* **Text section**
· · ·

First, the original input is embedded into a C-dimensional latent space. In the case of upper-air variables, data is embedded with a patch size of 2 x 4 x 4, resulting in an embedded data shape of 7 x 360 x 181 x C. On the other hand, a patch size of 4 x 4 is used for the surface variables, resulting in a 360 x 181 x C dimensional data cube. Both, the data cubes combined to create an 8 x 369 x 181 x C data cube, which is then fed to layer 1. Afterwards, the data is passed through an 8-layer encoder and 8-layer decoder architecture. Each encoder-decoder layer is a vision transformer block modified to align with Earth's geometry. The decoder block performs the exact opposite of the patch embedding technique to reconstruct the output. In the end, the final high-rest output is produced from the final decoder block. 

Key findings

In this section, some of the key findings and features of the Pangu-Weather are discussed for the benefit of researchers.

· · ·

* **Data supplied**
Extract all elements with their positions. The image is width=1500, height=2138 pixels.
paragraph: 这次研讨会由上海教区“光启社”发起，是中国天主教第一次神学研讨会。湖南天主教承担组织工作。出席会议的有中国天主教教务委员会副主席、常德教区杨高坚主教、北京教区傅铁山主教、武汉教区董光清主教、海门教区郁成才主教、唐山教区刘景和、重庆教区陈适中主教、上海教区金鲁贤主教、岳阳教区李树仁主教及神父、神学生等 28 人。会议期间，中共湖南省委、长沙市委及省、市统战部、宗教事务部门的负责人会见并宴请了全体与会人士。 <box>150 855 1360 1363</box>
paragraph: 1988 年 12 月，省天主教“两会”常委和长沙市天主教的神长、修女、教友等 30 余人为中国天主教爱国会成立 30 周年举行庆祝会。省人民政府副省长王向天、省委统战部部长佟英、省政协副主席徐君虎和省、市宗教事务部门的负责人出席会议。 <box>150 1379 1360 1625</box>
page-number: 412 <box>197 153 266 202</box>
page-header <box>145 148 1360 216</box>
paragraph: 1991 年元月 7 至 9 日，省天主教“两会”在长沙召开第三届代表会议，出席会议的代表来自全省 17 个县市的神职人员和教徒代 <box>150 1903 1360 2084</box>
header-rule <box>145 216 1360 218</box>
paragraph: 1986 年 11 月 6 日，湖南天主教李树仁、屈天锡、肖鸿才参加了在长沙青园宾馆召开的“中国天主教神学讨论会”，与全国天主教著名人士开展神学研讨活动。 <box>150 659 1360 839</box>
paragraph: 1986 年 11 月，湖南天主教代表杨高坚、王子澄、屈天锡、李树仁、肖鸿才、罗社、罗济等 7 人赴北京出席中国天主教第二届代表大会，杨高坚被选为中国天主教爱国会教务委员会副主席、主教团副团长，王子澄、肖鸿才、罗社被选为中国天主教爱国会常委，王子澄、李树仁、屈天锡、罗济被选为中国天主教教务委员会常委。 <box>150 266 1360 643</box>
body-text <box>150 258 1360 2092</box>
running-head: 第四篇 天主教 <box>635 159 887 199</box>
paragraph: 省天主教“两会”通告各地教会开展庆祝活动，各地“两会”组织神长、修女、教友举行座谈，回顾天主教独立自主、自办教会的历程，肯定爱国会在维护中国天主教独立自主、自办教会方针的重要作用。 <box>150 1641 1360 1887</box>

· · ·

* **What is being asked**
From the Pangu-Weather passage, list every patch size and embedded data shape given for the upper-air variables and for the surface variables, noting which variable type each belongs to. The records were taken from a different source than the text.

* **Result**
- Upper-air variables, patch size: 2 x 4 x 4
- Upper-air variables, embedded data shape: 7 x 360 x 181 x C
- Surface variables, patch size: 4 x 4
- Surface variables, embedded data shape: 360 x 181 x C